[Opening Data provided section]
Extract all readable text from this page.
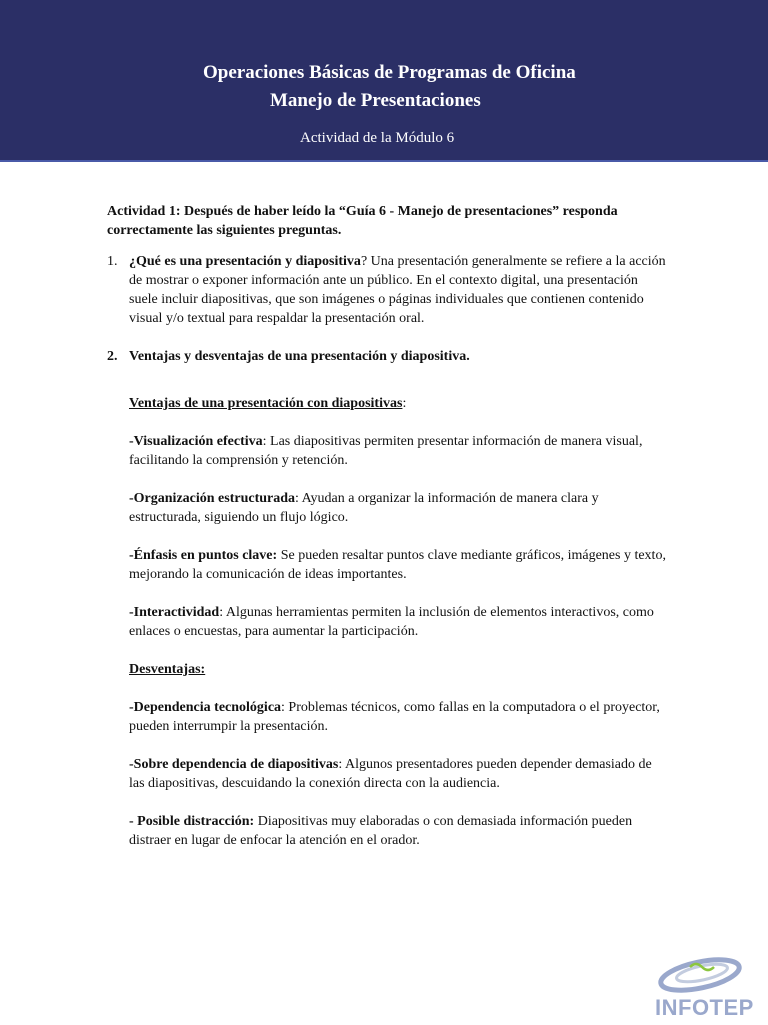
Operaciones Básicas de Programas de Oficina
Manejo de Presentaciones
Actividad de la Módulo 6

Actividad 1: Después de haber leído la “Guía 6 - Manejo de presentaciones” responda correctamente las siguientes preguntas.

1. ¿Qué es una presentación y diapositiva? Una presentación generalmente se refiere a la acción de mostrar o exponer información ante un público. En el contexto digital, una presentación suele incluir diapositivas, que son imágenes o páginas individuales que contienen contenido visual y/o textual para respaldar la presentación oral.
2. Ventajas y desventajas de una presentación y diapositiva.

Ventajas de una presentación con diapositivas:

-Visualización efectiva: Las diapositivas permiten presentar información de manera visual, facilitando la comprensión y retención.

-Organización estructurada: Ayudan a organizar la información de manera clara y estructurada, siguiendo un flujo lógico.

-Énfasis en puntos clave: Se pueden resaltar puntos clave mediante gráficos, imágenes y texto, mejorando la comunicación de ideas importantes.

-Interactividad: Algunas herramientas permiten la inclusión de elementos interactivos, como enlaces o encuestas, para aumentar la participación.

Desventajas:

-Dependencia tecnológica: Problemas técnicos, como fallas en la computadora o el proyector, pueden interrumpir la presentación.

-Sobre dependencia de diapositivas: Algunos presentadores pueden depender demasiado de las diapositivas, descuidando la conexión directa con la audiencia.

- Posible distracción: Diapositivas muy elaboradas o con demasiada información pueden distraer en lugar de enfocar la atención en el orador.

INFOTEP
[Closing Data provided section]
* [Problem description]:
Set down all the data again exactly as above, pictures excluded.

* [Response to this task]:
Extract all readable text from this page.
Operaciones Básicas de Programas de Oficina
Manejo de Presentaciones
Actividad de la Módulo 6

Actividad 1: Después de haber leído la “Guía 6 - Manejo de presentaciones” responda correctamente las siguientes preguntas.

1. ¿Qué es una presentación y diapositiva? Una presentación generalmente se refiere a la acción de mostrar o exponer información ante un público. En el contexto digital, una presentación suele incluir diapositivas, que son imágenes o páginas individuales que contienen contenido visual y/o textual para respaldar la presentación oral.
2. Ventajas y desventajas de una presentación y diapositiva.

Ventajas de una presentación con diapositivas:

-Visualización efectiva: Las diapositivas permiten presentar información de manera visual, facilitando la comprensión y retención.

-Organización estructurada: Ayudan a organizar la información de manera clara y estructurada, siguiendo un flujo lógico.

-Énfasis en puntos clave: Se pueden resaltar puntos clave mediante gráficos, imágenes y texto, mejorando la comunicación de ideas importantes.

-Interactividad: Algunas herramientas permiten la inclusión de elementos interactivos, como enlaces o encuestas, para aumentar la participación.

Desventajas:

-Dependencia tecnológica: Problemas técnicos, como fallas en la computadora o el proyector, pueden interrumpir la presentación.

-Sobre dependencia de diapositivas: Algunos presentadores pueden depender demasiado de las diapositivas, descuidando la conexión directa con la audiencia.

- Posible distracción: Diapositivas muy elaboradas o con demasiada información pueden distraer en lugar de enfocar la atención en el orador.

INFOTEP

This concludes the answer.